◆ **Records from a collection of figures**
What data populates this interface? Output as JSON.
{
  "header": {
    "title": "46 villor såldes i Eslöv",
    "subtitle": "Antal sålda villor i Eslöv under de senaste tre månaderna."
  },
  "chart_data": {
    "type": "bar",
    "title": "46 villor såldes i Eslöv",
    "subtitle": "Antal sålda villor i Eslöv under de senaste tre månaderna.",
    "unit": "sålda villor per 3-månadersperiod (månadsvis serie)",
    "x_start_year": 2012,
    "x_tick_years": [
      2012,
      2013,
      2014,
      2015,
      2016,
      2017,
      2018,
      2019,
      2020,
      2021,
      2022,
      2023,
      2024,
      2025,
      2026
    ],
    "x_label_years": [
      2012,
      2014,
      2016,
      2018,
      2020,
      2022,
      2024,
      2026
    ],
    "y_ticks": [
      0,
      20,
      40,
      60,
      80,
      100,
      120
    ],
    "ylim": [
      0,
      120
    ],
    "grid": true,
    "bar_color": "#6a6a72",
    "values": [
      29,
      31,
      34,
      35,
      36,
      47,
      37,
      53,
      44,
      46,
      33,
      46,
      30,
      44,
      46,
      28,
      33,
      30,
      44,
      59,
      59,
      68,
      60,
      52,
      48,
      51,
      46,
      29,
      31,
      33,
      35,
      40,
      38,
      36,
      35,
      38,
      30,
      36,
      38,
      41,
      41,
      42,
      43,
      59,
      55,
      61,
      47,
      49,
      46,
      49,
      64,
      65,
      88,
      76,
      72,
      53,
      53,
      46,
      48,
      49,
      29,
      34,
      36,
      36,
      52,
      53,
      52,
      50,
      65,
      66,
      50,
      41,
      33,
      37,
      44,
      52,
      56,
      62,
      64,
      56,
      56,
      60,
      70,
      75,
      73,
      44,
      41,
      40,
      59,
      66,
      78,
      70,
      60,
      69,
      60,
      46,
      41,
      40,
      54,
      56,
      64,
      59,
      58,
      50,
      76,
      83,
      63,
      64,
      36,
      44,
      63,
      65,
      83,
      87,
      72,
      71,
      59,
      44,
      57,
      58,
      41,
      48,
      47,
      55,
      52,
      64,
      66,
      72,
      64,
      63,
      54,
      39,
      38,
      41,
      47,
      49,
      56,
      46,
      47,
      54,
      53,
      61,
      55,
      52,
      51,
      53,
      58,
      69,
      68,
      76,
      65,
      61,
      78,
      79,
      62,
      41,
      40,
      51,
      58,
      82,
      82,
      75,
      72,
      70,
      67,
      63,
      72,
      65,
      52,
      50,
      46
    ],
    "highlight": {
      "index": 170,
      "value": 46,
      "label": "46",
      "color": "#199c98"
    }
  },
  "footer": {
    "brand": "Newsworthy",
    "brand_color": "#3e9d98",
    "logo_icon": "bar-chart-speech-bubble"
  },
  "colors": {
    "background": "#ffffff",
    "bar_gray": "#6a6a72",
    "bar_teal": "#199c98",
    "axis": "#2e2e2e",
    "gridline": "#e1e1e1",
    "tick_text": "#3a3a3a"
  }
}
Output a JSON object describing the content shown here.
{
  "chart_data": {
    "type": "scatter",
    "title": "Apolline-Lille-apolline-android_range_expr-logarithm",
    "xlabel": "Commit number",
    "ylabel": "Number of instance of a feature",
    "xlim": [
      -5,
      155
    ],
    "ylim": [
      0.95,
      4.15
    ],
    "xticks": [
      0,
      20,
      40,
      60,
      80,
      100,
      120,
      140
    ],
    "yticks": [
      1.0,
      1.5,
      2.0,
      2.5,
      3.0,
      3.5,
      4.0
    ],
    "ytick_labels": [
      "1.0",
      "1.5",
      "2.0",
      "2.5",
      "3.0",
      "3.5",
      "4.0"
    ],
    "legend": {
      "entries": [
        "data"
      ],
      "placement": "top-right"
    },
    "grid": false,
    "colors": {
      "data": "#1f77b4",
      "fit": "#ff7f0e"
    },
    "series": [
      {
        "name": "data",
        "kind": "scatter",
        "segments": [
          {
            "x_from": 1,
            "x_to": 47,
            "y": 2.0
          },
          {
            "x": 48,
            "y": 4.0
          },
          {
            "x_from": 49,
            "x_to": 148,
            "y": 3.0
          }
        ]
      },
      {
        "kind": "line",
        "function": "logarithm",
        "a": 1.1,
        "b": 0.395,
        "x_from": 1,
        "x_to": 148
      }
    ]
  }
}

◆ **WRITTEN TASK**
Look for "sålda" and pull out every line that has it.

◆ **EXPECTED ANSWER**
    "subtitle": "Antal sålda villor i Eslöv under de senaste tre månaderna."
    "subtitle": "Antal sålda villor i Eslöv under de senaste tre månaderna.",
    "unit": "sålda villor per 3-månadersperiod (månadsvis serie)",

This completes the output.